──────── FRAGMENTO FUENTE

Usted sabe quién es el sugestivo título del libro de Rodrigo Fluxá sobre el crimen de Viviana Haeger, la mujer asesinada en 2010 en Puerto Varas. La frase de la portada -una aseveración dirigida al lector- es una carnada y al mismo tiempo un desafío que el autor lanza: nos sugiere que no es necesario ni siquiera leer el libro para dominar el caso a tal grado que ya conocemos de antemano al asesino. La imagen del rostro del marido de Haeger refuerza la idea. Sin embargo, el que parece ser el tema de fondo del relato no es el empeño de un reportero que aspira a resolver el crimen, sino el de un narrador que describe detalladamente la manera en que las instituciones encargadas de investigar un delito -el asesinato de una mujer en un barrio residencial de provincia- exhiben una concienzuda habilidad para la chapucería, una desprolijidad que va torciendo el caso hasta transformarlo en un espectáculo.

────────────────

### PROBLEMAS Y TAREAS
1. Traduzca al inglés esta oración del texto sobre el crimen de Viviana Haeger: «La imagen del rostro del marido de Haeger refuerza la idea.»
2. Según el texto sobre el crimen de Viviana Haeger, ¿en qué ciudad fue asesinada la mujer?
3. Prosiga el texto sobre el crimen de Viviana Haeger a partir de su última oración.

──────── CONTENIDO DEL MATERIAL

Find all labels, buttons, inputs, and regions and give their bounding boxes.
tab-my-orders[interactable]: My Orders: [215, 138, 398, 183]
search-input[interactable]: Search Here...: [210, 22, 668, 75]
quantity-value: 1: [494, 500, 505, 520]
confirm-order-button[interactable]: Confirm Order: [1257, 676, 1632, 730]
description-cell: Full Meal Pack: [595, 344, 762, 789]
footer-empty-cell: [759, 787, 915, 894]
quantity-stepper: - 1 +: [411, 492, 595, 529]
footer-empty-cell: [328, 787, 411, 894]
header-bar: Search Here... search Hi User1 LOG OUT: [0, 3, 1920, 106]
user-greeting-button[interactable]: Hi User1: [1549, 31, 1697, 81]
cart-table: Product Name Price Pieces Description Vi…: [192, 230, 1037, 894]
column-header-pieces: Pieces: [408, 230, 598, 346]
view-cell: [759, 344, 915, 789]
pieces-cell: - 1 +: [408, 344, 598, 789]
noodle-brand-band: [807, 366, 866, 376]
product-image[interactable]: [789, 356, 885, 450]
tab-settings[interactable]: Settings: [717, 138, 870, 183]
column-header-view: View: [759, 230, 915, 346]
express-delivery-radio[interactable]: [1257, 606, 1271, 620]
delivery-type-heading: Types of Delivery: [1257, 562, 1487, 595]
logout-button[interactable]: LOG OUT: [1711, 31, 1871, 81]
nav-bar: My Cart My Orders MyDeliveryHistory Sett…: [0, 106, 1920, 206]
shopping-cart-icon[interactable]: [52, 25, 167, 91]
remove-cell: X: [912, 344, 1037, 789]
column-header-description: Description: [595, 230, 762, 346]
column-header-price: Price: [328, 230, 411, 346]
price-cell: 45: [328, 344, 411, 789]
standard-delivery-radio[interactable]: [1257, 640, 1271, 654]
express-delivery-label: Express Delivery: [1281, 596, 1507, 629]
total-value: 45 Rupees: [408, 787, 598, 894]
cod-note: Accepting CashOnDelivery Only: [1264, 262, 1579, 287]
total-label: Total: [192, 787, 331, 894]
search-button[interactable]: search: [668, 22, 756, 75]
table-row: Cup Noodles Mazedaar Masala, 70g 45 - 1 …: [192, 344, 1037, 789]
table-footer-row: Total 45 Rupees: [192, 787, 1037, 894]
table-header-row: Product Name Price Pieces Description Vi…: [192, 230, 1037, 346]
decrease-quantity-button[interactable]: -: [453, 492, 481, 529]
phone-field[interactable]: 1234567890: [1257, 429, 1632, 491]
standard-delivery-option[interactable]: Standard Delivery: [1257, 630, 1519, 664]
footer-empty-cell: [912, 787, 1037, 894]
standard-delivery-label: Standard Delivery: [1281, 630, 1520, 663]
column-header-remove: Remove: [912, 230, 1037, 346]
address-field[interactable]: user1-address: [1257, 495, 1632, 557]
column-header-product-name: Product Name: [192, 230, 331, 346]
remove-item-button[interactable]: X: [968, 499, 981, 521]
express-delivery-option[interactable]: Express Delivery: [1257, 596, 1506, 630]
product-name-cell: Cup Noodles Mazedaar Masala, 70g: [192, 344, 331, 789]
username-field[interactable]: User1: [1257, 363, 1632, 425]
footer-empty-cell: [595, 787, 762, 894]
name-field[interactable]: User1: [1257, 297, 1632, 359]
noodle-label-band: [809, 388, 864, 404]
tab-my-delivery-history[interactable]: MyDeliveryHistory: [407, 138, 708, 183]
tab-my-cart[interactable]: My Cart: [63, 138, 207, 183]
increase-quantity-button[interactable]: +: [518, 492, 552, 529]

────────────────

### SECCIÓN DE RESPUESTAS
1. The image of Haeger's husband's face reinforces the idea.

2. En Puerto Varas.

3.
El libro muestra una galería de personajes que a ratos parecen sacados de una comedia de equivocaciones: detectives escribiendo declaraciones en computador prestado por quien después resultaría ser uno de los sospechosos del crimen; policías que ponen en riesgo investigaciones por conflictos amorosos internos; fiscales que asumen el rol de matones de poca monta planificando investigaciones paralelas, y abogados que no son capaces de atar los cabos sueltos que gritan desde los expedientes. La PDI estuvo buscando durante más de un mes a una mujer cuyo cuerpo finalmente estaba en la misma casa que se suponía debieron haber revisado escrupulosamente desde el principio.
El sistema en ocasiones corcovea, pero a veces ni siquiera se mueve. Más que una puerta giratoria, parece una maquinaria enorme armada por piezas que no calzan, operada por personal que no se comunica y que se conduce leyendo distintas instrucciones de uso. Un ingenio que cada tanto emite un ruido molesto, a veces un concierto de chillidos con conflictos cada vez más esperpénticos ventilados por la prensa. Si en estas condiciones ya es preocupante, es perfectamente atendible encender una alarma en casos de mayor complejidad, como la corrupción o el narcotráfico, en donde el dinero es capaz de hacer de tanta desprolijidad una ventaja para aceitar los engranajes chuecos en favor de quienes pueden permitirse la mejor defensa y poner a resguardo evidencias bastante más sutiles que las imágenes de un bus en llamas o el cuerpo sin vida de una mujer asesinada.